> _TASK PROMPT_: Repeat the records exactly. Every line must match.

==== RECORDS SUPPLIED

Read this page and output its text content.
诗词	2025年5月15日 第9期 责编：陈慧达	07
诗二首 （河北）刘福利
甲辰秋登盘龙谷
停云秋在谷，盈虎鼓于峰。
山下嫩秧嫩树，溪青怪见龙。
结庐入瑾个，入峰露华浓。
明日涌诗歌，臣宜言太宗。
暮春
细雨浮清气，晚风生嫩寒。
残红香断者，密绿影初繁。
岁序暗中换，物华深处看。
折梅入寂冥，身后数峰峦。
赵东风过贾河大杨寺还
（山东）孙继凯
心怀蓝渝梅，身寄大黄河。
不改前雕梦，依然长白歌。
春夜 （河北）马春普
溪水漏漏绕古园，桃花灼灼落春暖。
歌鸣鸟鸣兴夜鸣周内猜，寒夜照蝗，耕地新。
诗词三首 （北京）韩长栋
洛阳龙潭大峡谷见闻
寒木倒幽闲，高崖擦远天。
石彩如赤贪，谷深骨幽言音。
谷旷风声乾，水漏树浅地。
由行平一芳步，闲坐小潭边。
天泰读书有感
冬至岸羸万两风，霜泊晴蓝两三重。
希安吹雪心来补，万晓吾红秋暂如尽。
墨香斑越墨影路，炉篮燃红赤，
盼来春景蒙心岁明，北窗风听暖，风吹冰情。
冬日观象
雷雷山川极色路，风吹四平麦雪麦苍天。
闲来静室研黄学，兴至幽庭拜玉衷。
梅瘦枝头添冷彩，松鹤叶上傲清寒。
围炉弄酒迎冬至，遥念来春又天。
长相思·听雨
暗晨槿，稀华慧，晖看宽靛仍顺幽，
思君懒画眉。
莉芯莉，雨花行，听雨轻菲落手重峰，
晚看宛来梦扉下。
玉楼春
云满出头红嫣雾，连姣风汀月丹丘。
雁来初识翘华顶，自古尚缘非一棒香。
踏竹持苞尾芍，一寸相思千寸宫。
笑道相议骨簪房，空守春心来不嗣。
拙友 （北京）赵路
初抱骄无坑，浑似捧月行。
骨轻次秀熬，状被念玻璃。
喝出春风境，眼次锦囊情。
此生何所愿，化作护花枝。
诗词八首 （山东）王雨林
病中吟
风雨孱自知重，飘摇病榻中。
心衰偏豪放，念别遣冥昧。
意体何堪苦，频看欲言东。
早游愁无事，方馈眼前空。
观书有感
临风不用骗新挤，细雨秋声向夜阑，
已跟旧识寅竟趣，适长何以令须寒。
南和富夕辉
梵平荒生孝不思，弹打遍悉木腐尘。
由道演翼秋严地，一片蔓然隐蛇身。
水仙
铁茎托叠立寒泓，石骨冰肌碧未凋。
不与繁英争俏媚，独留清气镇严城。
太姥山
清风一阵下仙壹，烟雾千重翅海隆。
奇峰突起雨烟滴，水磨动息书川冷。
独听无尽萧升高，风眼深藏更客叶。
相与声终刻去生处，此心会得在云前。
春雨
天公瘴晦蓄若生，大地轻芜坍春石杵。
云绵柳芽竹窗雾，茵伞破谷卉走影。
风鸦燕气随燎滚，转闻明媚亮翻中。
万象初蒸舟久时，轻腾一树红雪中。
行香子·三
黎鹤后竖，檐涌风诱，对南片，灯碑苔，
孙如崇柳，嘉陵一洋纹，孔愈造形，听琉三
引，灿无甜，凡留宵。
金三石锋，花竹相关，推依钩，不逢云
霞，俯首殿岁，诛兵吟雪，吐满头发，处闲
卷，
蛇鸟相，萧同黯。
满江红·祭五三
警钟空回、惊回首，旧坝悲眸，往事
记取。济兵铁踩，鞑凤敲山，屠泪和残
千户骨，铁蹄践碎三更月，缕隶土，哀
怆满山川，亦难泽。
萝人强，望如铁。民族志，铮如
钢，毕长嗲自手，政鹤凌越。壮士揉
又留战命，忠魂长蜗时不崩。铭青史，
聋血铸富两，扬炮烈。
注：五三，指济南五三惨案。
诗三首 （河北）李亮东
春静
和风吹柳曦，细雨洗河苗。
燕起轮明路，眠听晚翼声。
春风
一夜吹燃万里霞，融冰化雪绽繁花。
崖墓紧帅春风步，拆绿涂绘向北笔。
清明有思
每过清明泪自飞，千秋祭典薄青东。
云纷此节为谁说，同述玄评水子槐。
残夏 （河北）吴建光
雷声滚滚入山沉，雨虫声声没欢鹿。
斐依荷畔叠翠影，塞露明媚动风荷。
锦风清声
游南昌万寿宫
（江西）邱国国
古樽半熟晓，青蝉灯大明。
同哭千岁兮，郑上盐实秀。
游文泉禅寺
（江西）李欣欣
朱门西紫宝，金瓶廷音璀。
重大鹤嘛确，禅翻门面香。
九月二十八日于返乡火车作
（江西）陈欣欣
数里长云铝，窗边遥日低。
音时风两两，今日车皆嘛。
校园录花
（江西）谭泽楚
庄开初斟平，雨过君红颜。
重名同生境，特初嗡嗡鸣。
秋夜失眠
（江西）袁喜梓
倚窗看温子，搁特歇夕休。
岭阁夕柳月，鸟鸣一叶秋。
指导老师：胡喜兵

========

> _TASK ANSWER_:
Read this page and output its text content.
诗词	2025年5月15日 第9期 责编：陈慧达	07
诗二首 （河北）刘福利
甲辰秋登盘龙谷
停云秋在谷，盈虎鼓于峰。
山下嫩秧嫩树，溪青怪见龙。
结庐入瑾个，入峰露华浓。
明日涌诗歌，臣宜言太宗。
暮春
细雨浮清气，晚风生嫩寒。
残红香断者，密绿影初繁。
岁序暗中换，物华深处看。
折梅入寂冥，身后数峰峦。
赵东风过贾河大杨寺还
（山东）孙继凯
心怀蓝渝梅，身寄大黄河。
不改前雕梦，依然长白歌。
春夜 （河北）马春普
溪水漏漏绕古园，桃花灼灼落春暖。
歌鸣鸟鸣兴夜鸣周内猜，寒夜照蝗，耕地新。
诗词三首 （北京）韩长栋
洛阳龙潭大峡谷见闻
寒木倒幽闲，高崖擦远天。
石彩如赤贪，谷深骨幽言音。
谷旷风声乾，水漏树浅地。
由行平一芳步，闲坐小潭边。
天泰读书有感
冬至岸羸万两风，霜泊晴蓝两三重。
希安吹雪心来补，万晓吾红秋暂如尽。
墨香斑越墨影路，炉篮燃红赤，
盼来春景蒙心岁明，北窗风听暖，风吹冰情。
冬日观象
雷雷山川极色路，风吹四平麦雪麦苍天。
闲来静室研黄学，兴至幽庭拜玉衷。
梅瘦枝头添冷彩，松鹤叶上傲清寒。
围炉弄酒迎冬至，遥念来春又天。
长相思·听雨
暗晨槿，稀华慧，晖看宽靛仍顺幽，
思君懒画眉。
莉芯莉，雨花行，听雨轻菲落手重峰，
晚看宛来梦扉下。
玉楼春
云满出头红嫣雾，连姣风汀月丹丘。
雁来初识翘华顶，自古尚缘非一棒香。
踏竹持苞尾芍，一寸相思千寸宫。
笑道相议骨簪房，空守春心来不嗣。
拙友 （北京）赵路
初抱骄无坑，浑似捧月行。
骨轻次秀熬，状被念玻璃。
喝出春风境，眼次锦囊情。
此生何所愿，化作护花枝。
诗词八首 （山东）王雨林
病中吟
风雨孱自知重，飘摇病榻中。
心衰偏豪放，念别遣冥昧。
意体何堪苦，频看欲言东。
早游愁无事，方馈眼前空。
观书有感
临风不用骗新挤，细雨秋声向夜阑，
已跟旧识寅竟趣，适长何以令须寒。
南和富夕辉
梵平荒生孝不思，弹打遍悉木腐尘。
由道演翼秋严地，一片蔓然隐蛇身。
水仙
铁茎托叠立寒泓，石骨冰肌碧未凋。
不与繁英争俏媚，独留清气镇严城。
太姥山
清风一阵下仙壹，烟雾千重翅海隆。
奇峰突起雨烟滴，水磨动息书川冷。
独听无尽萧升高，风眼深藏更客叶。
相与声终刻去生处，此心会得在云前。
春雨
天公瘴晦蓄若生，大地轻芜坍春石杵。
云绵柳芽竹窗雾，茵伞破谷卉走影。
风鸦燕气随燎滚，转闻明媚亮翻中。
万象初蒸舟久时，轻腾一树红雪中。
行香子·三
黎鹤后竖，檐涌风诱，对南片，灯碑苔，
孙如崇柳，嘉陵一洋纹，孔愈造形，听琉三
引，灿无甜，凡留宵。
金三石锋，花竹相关，推依钩，不逢云
霞，俯首殿岁，诛兵吟雪，吐满头发，处闲
卷，
蛇鸟相，萧同黯。
满江红·祭五三
警钟空回、惊回首，旧坝悲眸，往事
记取。济兵铁踩，鞑凤敲山，屠泪和残
千户骨，铁蹄践碎三更月，缕隶土，哀
怆满山川，亦难泽。
萝人强，望如铁。民族志，铮如
钢，毕长嗲自手，政鹤凌越。壮士揉
又留战命，忠魂长蜗时不崩。铭青史，
聋血铸富两，扬炮烈。
注：五三，指济南五三惨案。
诗三首 （河北）李亮东
春静
和风吹柳曦，细雨洗河苗。
燕起轮明路，眠听晚翼声。
春风
一夜吹燃万里霞，融冰化雪绽繁花。
崖墓紧帅春风步，拆绿涂绘向北笔。
清明有思
每过清明泪自飞，千秋祭典薄青东。
云纷此节为谁说，同述玄评水子槐。
残夏 （河北）吴建光
雷声滚滚入山沉，雨虫声声没欢鹿。
斐依荷畔叠翠影，塞露明媚动风荷。
锦风清声
游南昌万寿宫
（江西）邱国国
古樽半熟晓，青蝉灯大明。
同哭千岁兮，郑上盐实秀。
游文泉禅寺
（江西）李欣欣
朱门西紫宝，金瓶廷音璀。
重大鹤嘛确，禅翻门面香。
九月二十八日于返乡火车作
（江西）陈欣欣
数里长云铝，窗边遥日低。
音时风两两，今日车皆嘛。
校园录花
（江西）谭泽楚
庄开初斟平，雨过君红颜。
重名同生境，特初嗡嗡鸣。
秋夜失眠
（江西）袁喜梓
倚窗看温子，搁特歇夕休。
岭阁夕柳月，鸟鸣一叶秋。
指导老师：胡喜兵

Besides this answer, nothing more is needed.